- **Your goal**
All of the records below must be output exactly, with no pictures carried over.

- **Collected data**
------------------------------------------------------------------------

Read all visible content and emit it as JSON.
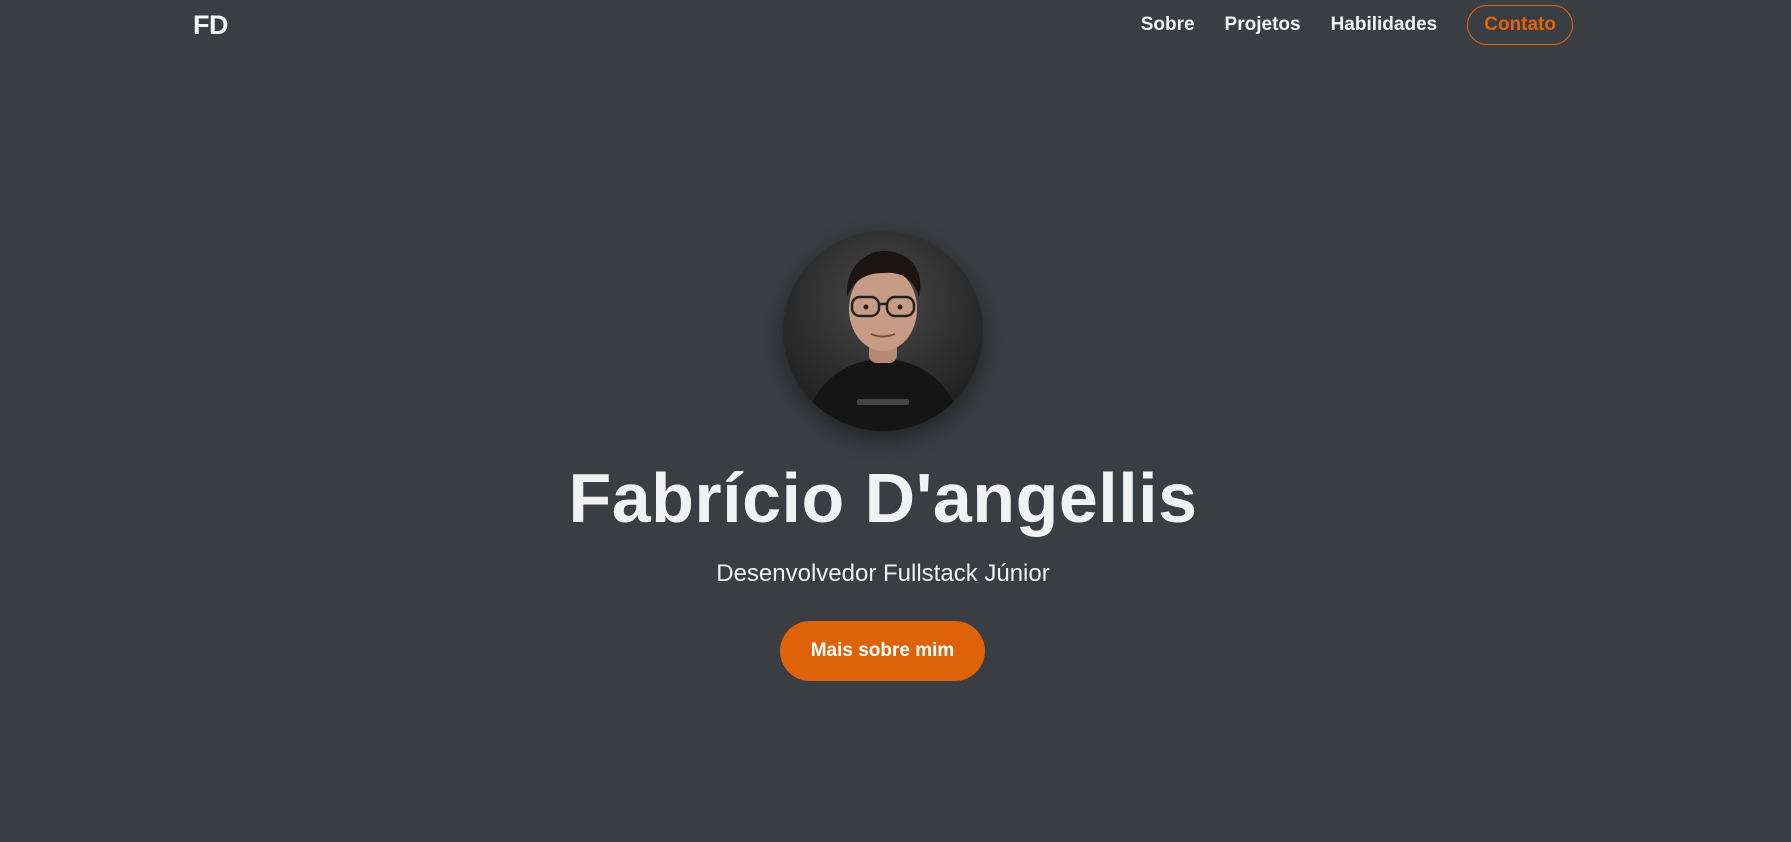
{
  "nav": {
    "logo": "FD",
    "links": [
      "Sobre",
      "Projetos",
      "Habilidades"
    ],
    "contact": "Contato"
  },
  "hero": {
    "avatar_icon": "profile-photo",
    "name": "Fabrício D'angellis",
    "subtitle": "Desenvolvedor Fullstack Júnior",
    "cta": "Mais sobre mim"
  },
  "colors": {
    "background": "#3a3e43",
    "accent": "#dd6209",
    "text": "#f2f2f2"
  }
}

------------------------------------------------------------------------

- **In response**
Read all visible content and emit it as JSON.
{
  "nav": {
    "logo": "FD",
    "links": [
      "Sobre",
      "Projetos",
      "Habilidades"
    ],
    "contact": "Contato"
  },
  "hero": {
    "avatar_icon": "profile-photo",
    "name": "Fabrício D'angellis",
    "subtitle": "Desenvolvedor Fullstack Júnior",
    "cta": "Mais sobre mim"
  },
  "colors": {
    "background": "#3a3e43",
    "accent": "#dd6209",
    "text": "#f2f2f2"
  }
}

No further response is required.